Stated exercise — Write every line out verbatim and omit the pictures.

Material for this task —
=======

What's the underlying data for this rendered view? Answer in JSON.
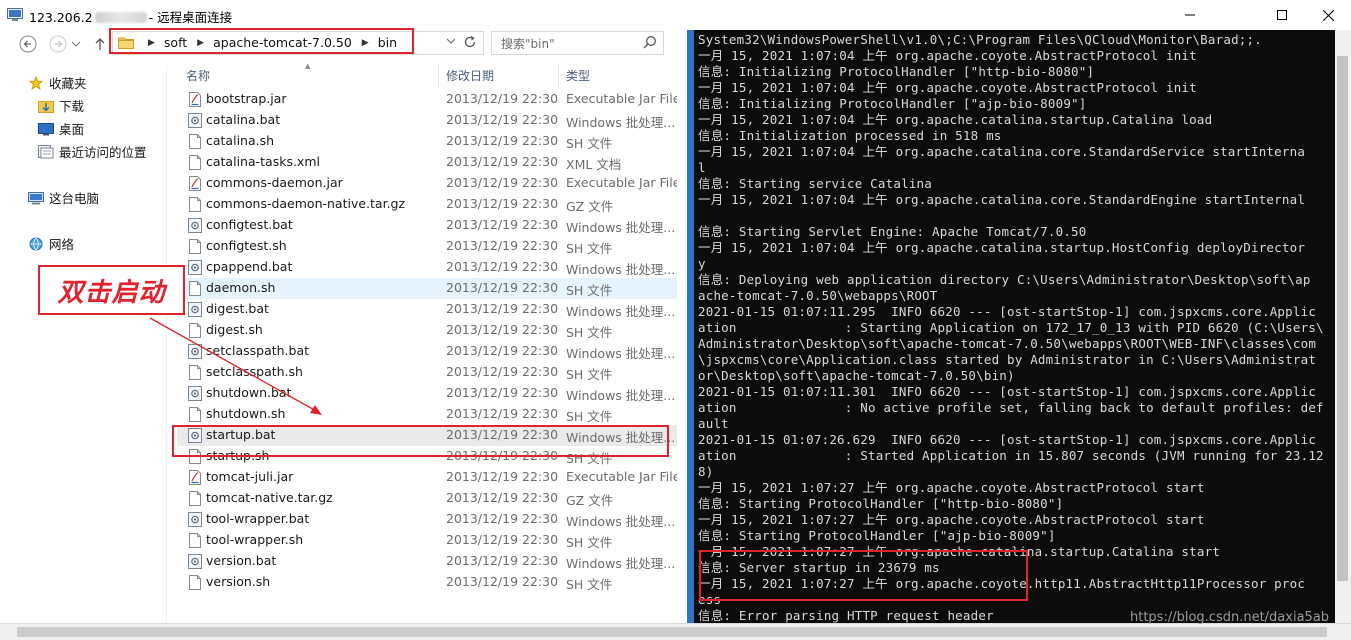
{
  "window": {
    "title_prefix": "123.206.2",
    "title_suffix": "- 远程桌面连接"
  },
  "explorer": {
    "breadcrumbs": [
      "soft",
      "apache-tomcat-7.0.50",
      "bin"
    ],
    "search_placeholder": "搜索\"bin\"",
    "nav": {
      "favorites": "收藏夹",
      "downloads": "下载",
      "desktop": "桌面",
      "recent": "最近访问的位置",
      "this_pc": "这台电脑",
      "network": "网络"
    },
    "columns": {
      "name": "名称",
      "date": "修改日期",
      "type": "类型"
    },
    "files": [
      {
        "name": "bootstrap.jar",
        "date": "2013/12/19 22:30",
        "type": "Executable Jar File",
        "icon": "jar-icon"
      },
      {
        "name": "catalina.bat",
        "date": "2013/12/19 22:30",
        "type": "Windows 批处理...",
        "icon": "bat-icon"
      },
      {
        "name": "catalina.sh",
        "date": "2013/12/19 22:30",
        "type": "SH 文件",
        "icon": "file-icon"
      },
      {
        "name": "catalina-tasks.xml",
        "date": "2013/12/19 22:30",
        "type": "XML 文档",
        "icon": "file-icon"
      },
      {
        "name": "commons-daemon.jar",
        "date": "2013/12/19 22:30",
        "type": "Executable Jar File",
        "icon": "jar-icon"
      },
      {
        "name": "commons-daemon-native.tar.gz",
        "date": "2013/12/19 22:30",
        "type": "GZ 文件",
        "icon": "file-icon"
      },
      {
        "name": "configtest.bat",
        "date": "2013/12/19 22:30",
        "type": "Windows 批处理...",
        "icon": "bat-icon"
      },
      {
        "name": "configtest.sh",
        "date": "2013/12/19 22:30",
        "type": "SH 文件",
        "icon": "file-icon"
      },
      {
        "name": "cpappend.bat",
        "date": "2013/12/19 22:30",
        "type": "Windows 批处理...",
        "icon": "bat-icon"
      },
      {
        "name": "daemon.sh",
        "date": "2013/12/19 22:30",
        "type": "SH 文件",
        "icon": "file-icon"
      },
      {
        "name": "digest.bat",
        "date": "2013/12/19 22:30",
        "type": "Windows 批处理...",
        "icon": "bat-icon"
      },
      {
        "name": "digest.sh",
        "date": "2013/12/19 22:30",
        "type": "SH 文件",
        "icon": "file-icon"
      },
      {
        "name": "setclasspath.bat",
        "date": "2013/12/19 22:30",
        "type": "Windows 批处理...",
        "icon": "bat-icon"
      },
      {
        "name": "setclasspath.sh",
        "date": "2013/12/19 22:30",
        "type": "SH 文件",
        "icon": "file-icon"
      },
      {
        "name": "shutdown.bat",
        "date": "2013/12/19 22:30",
        "type": "Windows 批处理...",
        "icon": "bat-icon"
      },
      {
        "name": "shutdown.sh",
        "date": "2013/12/19 22:30",
        "type": "SH 文件",
        "icon": "file-icon"
      },
      {
        "name": "startup.bat",
        "date": "2013/12/19 22:30",
        "type": "Windows 批处理...",
        "icon": "bat-icon"
      },
      {
        "name": "startup.sh",
        "date": "2013/12/19 22:30",
        "type": "SH 文件",
        "icon": "file-icon"
      },
      {
        "name": "tomcat-juli.jar",
        "date": "2013/12/19 22:30",
        "type": "Executable Jar File",
        "icon": "jar-icon"
      },
      {
        "name": "tomcat-native.tar.gz",
        "date": "2013/12/19 22:30",
        "type": "GZ 文件",
        "icon": "file-icon"
      },
      {
        "name": "tool-wrapper.bat",
        "date": "2013/12/19 22:30",
        "type": "Windows 批处理...",
        "icon": "bat-icon"
      },
      {
        "name": "tool-wrapper.sh",
        "date": "2013/12/19 22:30",
        "type": "SH 文件",
        "icon": "file-icon"
      },
      {
        "name": "version.bat",
        "date": "2013/12/19 22:30",
        "type": "Windows 批处理...",
        "icon": "bat-icon"
      },
      {
        "name": "version.sh",
        "date": "2013/12/19 22:30",
        "type": "SH 文件",
        "icon": "file-icon"
      }
    ],
    "hover_row": "daemon.sh",
    "selected_row": "startup.bat"
  },
  "annotation": {
    "label": "双击启动",
    "color": "#e0232d"
  },
  "console": {
    "lines": [
      "System32\\WindowsPowerShell\\v1.0\\;C:\\Program Files\\QCloud\\Monitor\\Barad;;.",
      "一月 15, 2021 1:07:04 上午 org.apache.coyote.AbstractProtocol init",
      "信息: Initializing ProtocolHandler [\"http-bio-8080\"]",
      "一月 15, 2021 1:07:04 上午 org.apache.coyote.AbstractProtocol init",
      "信息: Initializing ProtocolHandler [\"ajp-bio-8009\"]",
      "一月 15, 2021 1:07:04 上午 org.apache.catalina.startup.Catalina load",
      "信息: Initialization processed in 518 ms",
      "一月 15, 2021 1:07:04 上午 org.apache.catalina.core.StandardService startInterna",
      "l",
      "信息: Starting service Catalina",
      "一月 15, 2021 1:07:04 上午 org.apache.catalina.core.StandardEngine startInternal",
      "",
      "信息: Starting Servlet Engine: Apache Tomcat/7.0.50",
      "一月 15, 2021 1:07:04 上午 org.apache.catalina.startup.HostConfig deployDirector",
      "y",
      "信息: Deploying web application directory C:\\Users\\Administrator\\Desktop\\soft\\ap",
      "ache-tomcat-7.0.50\\webapps\\ROOT",
      "2021-01-15 01:07:11.295  INFO 6620 --- [ost-startStop-1] com.jspxcms.core.Applic",
      "ation              : Starting Application on 172_17_0_13 with PID 6620 (C:\\Users\\",
      "Administrator\\Desktop\\soft\\apache-tomcat-7.0.50\\webapps\\ROOT\\WEB-INF\\classes\\com",
      "\\jspxcms\\core\\Application.class started by Administrator in C:\\Users\\Administrat",
      "or\\Desktop\\soft\\apache-tomcat-7.0.50\\bin)",
      "2021-01-15 01:07:11.301  INFO 6620 --- [ost-startStop-1] com.jspxcms.core.Applic",
      "ation              : No active profile set, falling back to default profiles: def",
      "ault",
      "2021-01-15 01:07:26.629  INFO 6620 --- [ost-startStop-1] com.jspxcms.core.Applic",
      "ation              : Started Application in 15.807 seconds (JVM running for 23.12",
      "8)",
      "一月 15, 2021 1:07:27 上午 org.apache.coyote.AbstractProtocol start",
      "信息: Starting ProtocolHandler [\"http-bio-8080\"]",
      "一月 15, 2021 1:07:27 上午 org.apache.coyote.AbstractProtocol start",
      "信息: Starting ProtocolHandler [\"ajp-bio-8009\"]",
      "一月 15, 2021 1:07:27 上午 org.apache.catalina.startup.Catalina start",
      "信息: Server startup in 23679 ms",
      "一月 15, 2021 1:07:27 上午 org.apache.coyote.http11.AbstractHttp11Processor proc",
      "ess",
      "信息: Error parsing HTTP request header"
    ]
  },
  "watermark": "https://blog.csdn.net/daxia5ab"
}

=======

Final result —
What's the underlying data for this rendered view? Answer in JSON.
{
  "window": {
    "title_prefix": "123.206.2",
    "title_suffix": "- 远程桌面连接"
  },
  "explorer": {
    "breadcrumbs": [
      "soft",
      "apache-tomcat-7.0.50",
      "bin"
    ],
    "search_placeholder": "搜索\"bin\"",
    "nav": {
      "favorites": "收藏夹",
      "downloads": "下载",
      "desktop": "桌面",
      "recent": "最近访问的位置",
      "this_pc": "这台电脑",
      "network": "网络"
    },
    "columns": {
      "name": "名称",
      "date": "修改日期",
      "type": "类型"
    },
    "files": [
      {
        "name": "bootstrap.jar",
        "date": "2013/12/19 22:30",
        "type": "Executable Jar File",
        "icon": "jar-icon"
      },
      {
        "name": "catalina.bat",
        "date": "2013/12/19 22:30",
        "type": "Windows 批处理...",
        "icon": "bat-icon"
      },
      {
        "name": "catalina.sh",
        "date": "2013/12/19 22:30",
        "type": "SH 文件",
        "icon": "file-icon"
      },
      {
        "name": "catalina-tasks.xml",
        "date": "2013/12/19 22:30",
        "type": "XML 文档",
        "icon": "file-icon"
      },
      {
        "name": "commons-daemon.jar",
        "date": "2013/12/19 22:30",
        "type": "Executable Jar File",
        "icon": "jar-icon"
      },
      {
        "name": "commons-daemon-native.tar.gz",
        "date": "2013/12/19 22:30",
        "type": "GZ 文件",
        "icon": "file-icon"
      },
      {
        "name": "configtest.bat",
        "date": "2013/12/19 22:30",
        "type": "Windows 批处理...",
        "icon": "bat-icon"
      },
      {
        "name": "configtest.sh",
        "date": "2013/12/19 22:30",
        "type": "SH 文件",
        "icon": "file-icon"
      },
      {
        "name": "cpappend.bat",
        "date": "2013/12/19 22:30",
        "type": "Windows 批处理...",
        "icon": "bat-icon"
      },
      {
        "name": "daemon.sh",
        "date": "2013/12/19 22:30",
        "type": "SH 文件",
        "icon": "file-icon"
      },
      {
        "name": "digest.bat",
        "date": "2013/12/19 22:30",
        "type": "Windows 批处理...",
        "icon": "bat-icon"
      },
      {
        "name": "digest.sh",
        "date": "2013/12/19 22:30",
        "type": "SH 文件",
        "icon": "file-icon"
      },
      {
        "name": "setclasspath.bat",
        "date": "2013/12/19 22:30",
        "type": "Windows 批处理...",
        "icon": "bat-icon"
      },
      {
        "name": "setclasspath.sh",
        "date": "2013/12/19 22:30",
        "type": "SH 文件",
        "icon": "file-icon"
      },
      {
        "name": "shutdown.bat",
        "date": "2013/12/19 22:30",
        "type": "Windows 批处理...",
        "icon": "bat-icon"
      },
      {
        "name": "shutdown.sh",
        "date": "2013/12/19 22:30",
        "type": "SH 文件",
        "icon": "file-icon"
      },
      {
        "name": "startup.bat",
        "date": "2013/12/19 22:30",
        "type": "Windows 批处理...",
        "icon": "bat-icon"
      },
      {
        "name": "startup.sh",
        "date": "2013/12/19 22:30",
        "type": "SH 文件",
        "icon": "file-icon"
      },
      {
        "name": "tomcat-juli.jar",
        "date": "2013/12/19 22:30",
        "type": "Executable Jar File",
        "icon": "jar-icon"
      },
      {
        "name": "tomcat-native.tar.gz",
        "date": "2013/12/19 22:30",
        "type": "GZ 文件",
        "icon": "file-icon"
      },
      {
        "name": "tool-wrapper.bat",
        "date": "2013/12/19 22:30",
        "type": "Windows 批处理...",
        "icon": "bat-icon"
      },
      {
        "name": "tool-wrapper.sh",
        "date": "2013/12/19 22:30",
        "type": "SH 文件",
        "icon": "file-icon"
      },
      {
        "name": "version.bat",
        "date": "2013/12/19 22:30",
        "type": "Windows 批处理...",
        "icon": "bat-icon"
      },
      {
        "name": "version.sh",
        "date": "2013/12/19 22:30",
        "type": "SH 文件",
        "icon": "file-icon"
      }
    ],
    "hover_row": "daemon.sh",
    "selected_row": "startup.bat"
  },
  "annotation": {
    "label": "双击启动",
    "color": "#e0232d"
  },
  "console": {
    "lines": [
      "System32\\WindowsPowerShell\\v1.0\\;C:\\Program Files\\QCloud\\Monitor\\Barad;;.",
      "一月 15, 2021 1:07:04 上午 org.apache.coyote.AbstractProtocol init",
      "信息: Initializing ProtocolHandler [\"http-bio-8080\"]",
      "一月 15, 2021 1:07:04 上午 org.apache.coyote.AbstractProtocol init",
      "信息: Initializing ProtocolHandler [\"ajp-bio-8009\"]",
      "一月 15, 2021 1:07:04 上午 org.apache.catalina.startup.Catalina load",
      "信息: Initialization processed in 518 ms",
      "一月 15, 2021 1:07:04 上午 org.apache.catalina.core.StandardService startInterna",
      "l",
      "信息: Starting service Catalina",
      "一月 15, 2021 1:07:04 上午 org.apache.catalina.core.StandardEngine startInternal",
      "",
      "信息: Starting Servlet Engine: Apache Tomcat/7.0.50",
      "一月 15, 2021 1:07:04 上午 org.apache.catalina.startup.HostConfig deployDirector",
      "y",
      "信息: Deploying web application directory C:\\Users\\Administrator\\Desktop\\soft\\ap",
      "ache-tomcat-7.0.50\\webapps\\ROOT",
      "2021-01-15 01:07:11.295  INFO 6620 --- [ost-startStop-1] com.jspxcms.core.Applic",
      "ation              : Starting Application on 172_17_0_13 with PID 6620 (C:\\Users\\",
      "Administrator\\Desktop\\soft\\apache-tomcat-7.0.50\\webapps\\ROOT\\WEB-INF\\classes\\com",
      "\\jspxcms\\core\\Application.class started by Administrator in C:\\Users\\Administrat",
      "or\\Desktop\\soft\\apache-tomcat-7.0.50\\bin)",
      "2021-01-15 01:07:11.301  INFO 6620 --- [ost-startStop-1] com.jspxcms.core.Applic",
      "ation              : No active profile set, falling back to default profiles: def",
      "ault",
      "2021-01-15 01:07:26.629  INFO 6620 --- [ost-startStop-1] com.jspxcms.core.Applic",
      "ation              : Started Application in 15.807 seconds (JVM running for 23.12",
      "8)",
      "一月 15, 2021 1:07:27 上午 org.apache.coyote.AbstractProtocol start",
      "信息: Starting ProtocolHandler [\"http-bio-8080\"]",
      "一月 15, 2021 1:07:27 上午 org.apache.coyote.AbstractProtocol start",
      "信息: Starting ProtocolHandler [\"ajp-bio-8009\"]",
      "一月 15, 2021 1:07:27 上午 org.apache.catalina.startup.Catalina start",
      "信息: Server startup in 23679 ms",
      "一月 15, 2021 1:07:27 上午 org.apache.coyote.http11.AbstractHttp11Processor proc",
      "ess",
      "信息: Error parsing HTTP request header"
    ]
  },
  "watermark": "https://blog.csdn.net/daxia5ab"
}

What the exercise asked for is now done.